**Written problem:**
Every line that contains the word "altre" should be copied out.

**Records supplied:**
____________

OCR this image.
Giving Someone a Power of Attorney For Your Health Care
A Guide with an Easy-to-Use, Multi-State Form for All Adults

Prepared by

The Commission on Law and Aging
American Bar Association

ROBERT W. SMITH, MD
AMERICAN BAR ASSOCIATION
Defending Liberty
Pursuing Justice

____________

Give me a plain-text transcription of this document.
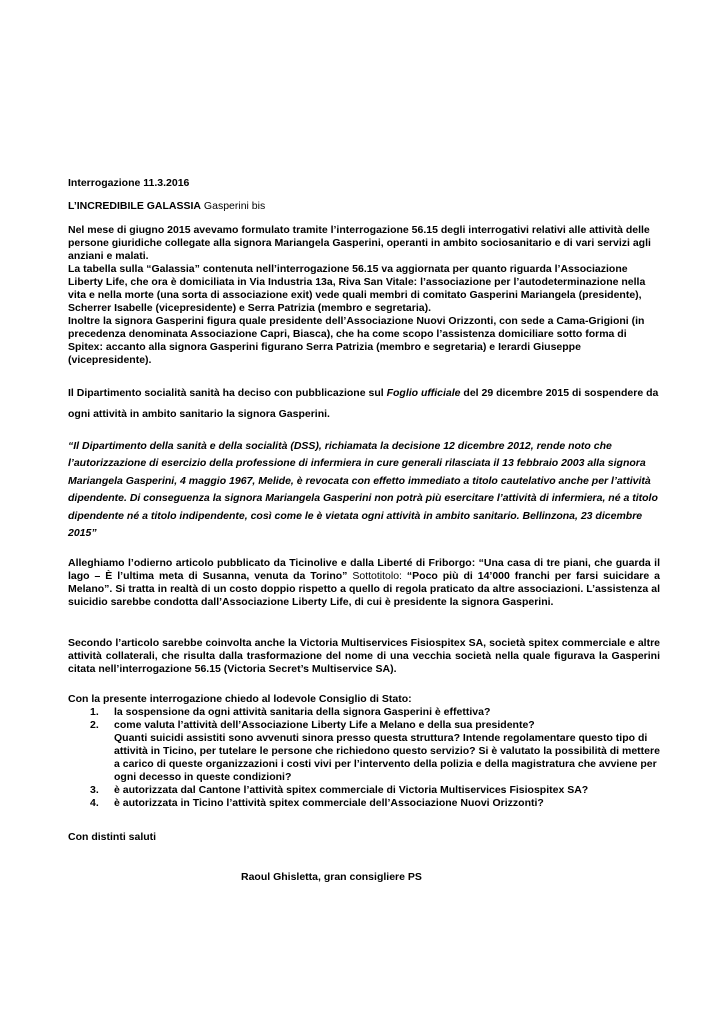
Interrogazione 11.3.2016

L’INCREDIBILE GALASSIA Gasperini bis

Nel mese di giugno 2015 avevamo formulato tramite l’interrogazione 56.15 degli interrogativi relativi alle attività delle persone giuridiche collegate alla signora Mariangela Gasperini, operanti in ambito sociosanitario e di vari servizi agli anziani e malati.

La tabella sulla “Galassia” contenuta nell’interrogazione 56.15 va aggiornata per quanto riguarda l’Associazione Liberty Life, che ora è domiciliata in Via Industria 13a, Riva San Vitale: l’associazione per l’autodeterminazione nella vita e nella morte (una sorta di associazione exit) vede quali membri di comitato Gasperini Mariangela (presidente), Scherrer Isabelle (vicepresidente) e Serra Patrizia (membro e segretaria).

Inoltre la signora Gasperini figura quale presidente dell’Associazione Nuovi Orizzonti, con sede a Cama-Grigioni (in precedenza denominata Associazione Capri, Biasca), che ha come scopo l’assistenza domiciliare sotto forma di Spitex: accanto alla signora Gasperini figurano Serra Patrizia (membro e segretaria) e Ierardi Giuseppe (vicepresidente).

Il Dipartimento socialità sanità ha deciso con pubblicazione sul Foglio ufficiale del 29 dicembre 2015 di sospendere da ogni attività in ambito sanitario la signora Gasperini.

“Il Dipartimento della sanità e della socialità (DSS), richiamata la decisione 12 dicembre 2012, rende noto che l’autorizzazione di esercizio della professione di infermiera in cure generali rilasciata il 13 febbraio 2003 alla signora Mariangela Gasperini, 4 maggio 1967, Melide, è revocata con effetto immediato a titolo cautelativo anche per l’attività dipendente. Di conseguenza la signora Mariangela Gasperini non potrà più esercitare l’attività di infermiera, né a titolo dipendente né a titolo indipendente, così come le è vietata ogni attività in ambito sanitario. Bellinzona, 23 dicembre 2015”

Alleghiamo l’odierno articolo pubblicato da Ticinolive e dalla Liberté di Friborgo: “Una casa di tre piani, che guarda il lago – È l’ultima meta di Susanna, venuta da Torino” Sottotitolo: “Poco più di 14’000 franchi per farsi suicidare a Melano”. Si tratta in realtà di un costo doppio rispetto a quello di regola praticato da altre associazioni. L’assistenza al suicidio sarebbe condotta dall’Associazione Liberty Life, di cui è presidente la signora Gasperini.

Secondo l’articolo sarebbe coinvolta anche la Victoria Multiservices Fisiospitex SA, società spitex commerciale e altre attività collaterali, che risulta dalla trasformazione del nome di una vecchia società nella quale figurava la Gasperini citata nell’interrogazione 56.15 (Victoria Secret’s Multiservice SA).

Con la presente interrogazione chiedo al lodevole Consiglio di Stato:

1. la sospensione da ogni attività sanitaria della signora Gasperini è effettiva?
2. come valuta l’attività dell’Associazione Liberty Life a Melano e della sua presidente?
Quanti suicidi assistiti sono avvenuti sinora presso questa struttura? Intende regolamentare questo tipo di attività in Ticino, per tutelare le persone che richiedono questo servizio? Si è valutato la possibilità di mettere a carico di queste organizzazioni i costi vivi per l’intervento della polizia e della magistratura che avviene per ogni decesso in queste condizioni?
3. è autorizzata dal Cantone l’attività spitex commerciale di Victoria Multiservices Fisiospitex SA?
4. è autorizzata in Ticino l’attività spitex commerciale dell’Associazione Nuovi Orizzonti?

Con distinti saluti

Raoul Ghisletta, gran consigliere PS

____________

**Problem solution:**
Alleghiamo l’odierno articolo pubblicato da Ticinolive e dalla Liberté di Friborgo: “Una casa di tre piani, che guarda il lago – È l’ultima meta di Susanna, venuta da Torino” Sottotitolo: “Poco più di 14’000 franchi per farsi suicidare a Melano”. Si tratta in realtà di un costo doppio rispetto a quello di regola praticato da altre associazioni. L’assistenza al suicidio sarebbe condotta dall’Associazione Liberty Life, di cui è presidente la signora Gasperini.
Secondo l’articolo sarebbe coinvolta anche la Victoria Multiservices Fisiospitex SA, società spitex commerciale e altre attività collaterali, che risulta dalla trasformazione del nome di una vecchia società nella quale figurava la Gasperini citata nell’interrogazione 56.15 (Victoria Secret’s Multiservice SA).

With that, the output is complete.